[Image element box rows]
⟨

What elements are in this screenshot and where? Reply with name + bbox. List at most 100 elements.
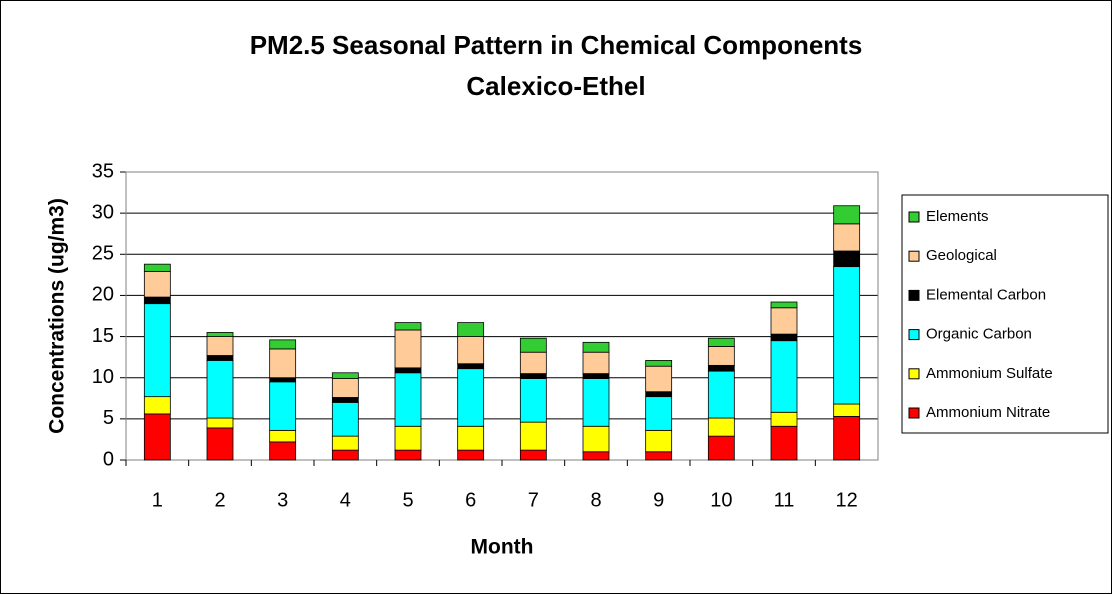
bar-segment	[331, 378, 359, 398]
bar-segment	[770, 333, 798, 342]
bar-segment	[206, 332, 234, 337]
bar-segment	[519, 351, 547, 375]
x-tick-label: 7	[528, 489, 539, 511]
bar-segment	[645, 391, 673, 398]
legend-swatch	[908, 329, 920, 341]
x-tick-label: 10	[710, 489, 732, 511]
y-tick-label: 35	[92, 160, 114, 182]
bar-segment	[331, 397, 359, 403]
bar-segment	[143, 296, 171, 305]
bar-segment	[645, 360, 673, 367]
bar-segment	[269, 348, 297, 379]
bar-segment	[457, 368, 485, 427]
legend-swatch	[908, 368, 920, 380]
bar-segment	[394, 329, 422, 369]
bar-segment	[707, 435, 735, 461]
bar-segment	[833, 403, 861, 417]
bar-segment	[206, 355, 234, 361]
bar-segment	[707, 370, 735, 419]
bar-segment	[707, 346, 735, 366]
legend-label: Elemental Carbon	[926, 286, 1046, 303]
bar-segment	[645, 429, 673, 453]
bar-segment	[206, 360, 234, 419]
bar-segment	[143, 303, 171, 398]
y-tick-label: 10	[92, 366, 114, 388]
bar-segment	[582, 373, 610, 379]
bar-segment	[707, 364, 735, 372]
bar-segment	[331, 401, 359, 437]
bar-segment	[645, 451, 673, 461]
bar-segment	[457, 322, 485, 337]
y-tick-label: 20	[92, 284, 114, 306]
bar-segment	[394, 372, 422, 427]
bar-segment	[206, 417, 234, 429]
x-tick-label: 12	[836, 489, 858, 511]
bar-segment	[582, 378, 610, 427]
x-tick-label: 5	[402, 489, 413, 511]
y-tick-label: 0	[103, 448, 114, 470]
legend-swatch	[908, 407, 920, 419]
y-tick-label: 25	[92, 243, 114, 265]
bar-segment	[582, 351, 610, 375]
bar-segment	[331, 372, 359, 379]
legend-box	[901, 194, 1109, 434]
bar-segment	[645, 396, 673, 431]
bar-segment	[770, 307, 798, 335]
bar-segment	[269, 339, 297, 350]
bar-segment	[206, 336, 234, 356]
bar-segment	[457, 449, 485, 461]
x-tick-label: 8	[590, 489, 601, 511]
legend-label: Organic Carbon	[926, 326, 1032, 343]
bar-segment	[331, 449, 359, 461]
legend-swatch	[908, 289, 920, 301]
x-tick-label: 4	[340, 489, 351, 511]
bar-segment	[457, 425, 485, 451]
bar-segment	[394, 425, 422, 451]
bar-segment	[394, 367, 422, 374]
y-axis-label: Concentrations (ug/m3)	[46, 198, 69, 434]
x-tick-label: 11	[774, 489, 795, 511]
x-tick-label: 1	[152, 489, 163, 511]
x-tick-label: 6	[465, 489, 476, 511]
bar-segment	[770, 340, 798, 413]
bar-segment	[269, 381, 297, 431]
chart-title: PM2.5 Seasonal Pattern in Chemical Compo…	[250, 30, 863, 60]
bar-segment	[269, 441, 297, 461]
bar-segment	[833, 250, 861, 268]
bar-segment	[770, 425, 798, 461]
bar-segment	[582, 425, 610, 453]
legend-swatch	[908, 211, 920, 223]
legend-label: Geological	[926, 247, 997, 264]
bar-segment	[269, 429, 297, 443]
bar-segment	[582, 341, 610, 353]
bar-segment	[143, 413, 171, 461]
bar-segment	[519, 337, 547, 353]
bar-segment	[331, 435, 359, 451]
bar-segment	[519, 449, 547, 461]
bar-segment	[143, 396, 171, 415]
bar-segment	[457, 336, 485, 365]
bar-segment	[394, 449, 422, 461]
bar-segment	[833, 415, 861, 461]
y-tick-label: 5	[103, 407, 114, 429]
bar-segment	[833, 205, 861, 225]
bar-segment	[833, 223, 861, 252]
x-tick-label: 2	[214, 489, 225, 511]
legend-label: Ammonium Nitrate	[926, 404, 1050, 421]
bar-segment	[770, 301, 798, 309]
legend-swatch	[908, 250, 920, 262]
bar-segment	[833, 266, 861, 405]
bar-segment	[143, 263, 171, 272]
bar-segment	[645, 365, 673, 393]
bar-segment	[457, 363, 485, 370]
legend-label: Elements	[926, 208, 989, 225]
bar-segment	[143, 271, 171, 298]
bar-segment	[707, 417, 735, 437]
bar-segment	[519, 378, 547, 423]
bar-segment	[269, 377, 297, 383]
x-tick-label: 9	[653, 489, 664, 511]
bar-segment	[770, 411, 798, 427]
x-axis-label: Month	[471, 536, 534, 559]
bar-segment	[582, 451, 610, 461]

⟩

What is needed — Copy the lines word for word, from the line with "378, 359, 398]" up to and including the line with "346, 735, 366]".

Correct answer —
bar-segment	[331, 378, 359, 398]
bar-segment	[770, 333, 798, 342]
bar-segment	[206, 332, 234, 337]
bar-segment	[519, 351, 547, 375]
x-tick-label: 7	[528, 489, 539, 511]
bar-segment	[645, 391, 673, 398]
legend-swatch	[908, 329, 920, 341]
x-tick-label: 10	[710, 489, 732, 511]
y-tick-label: 35	[92, 160, 114, 182]
bar-segment	[331, 397, 359, 403]
bar-segment	[143, 296, 171, 305]
bar-segment	[645, 360, 673, 367]
bar-segment	[269, 348, 297, 379]
bar-segment	[457, 368, 485, 427]
legend-swatch	[908, 368, 920, 380]
bar-segment	[394, 329, 422, 369]
bar-segment	[707, 435, 735, 461]
bar-segment	[833, 403, 861, 417]
bar-segment	[206, 355, 234, 361]
bar-segment	[707, 370, 735, 419]
bar-segment	[707, 346, 735, 366]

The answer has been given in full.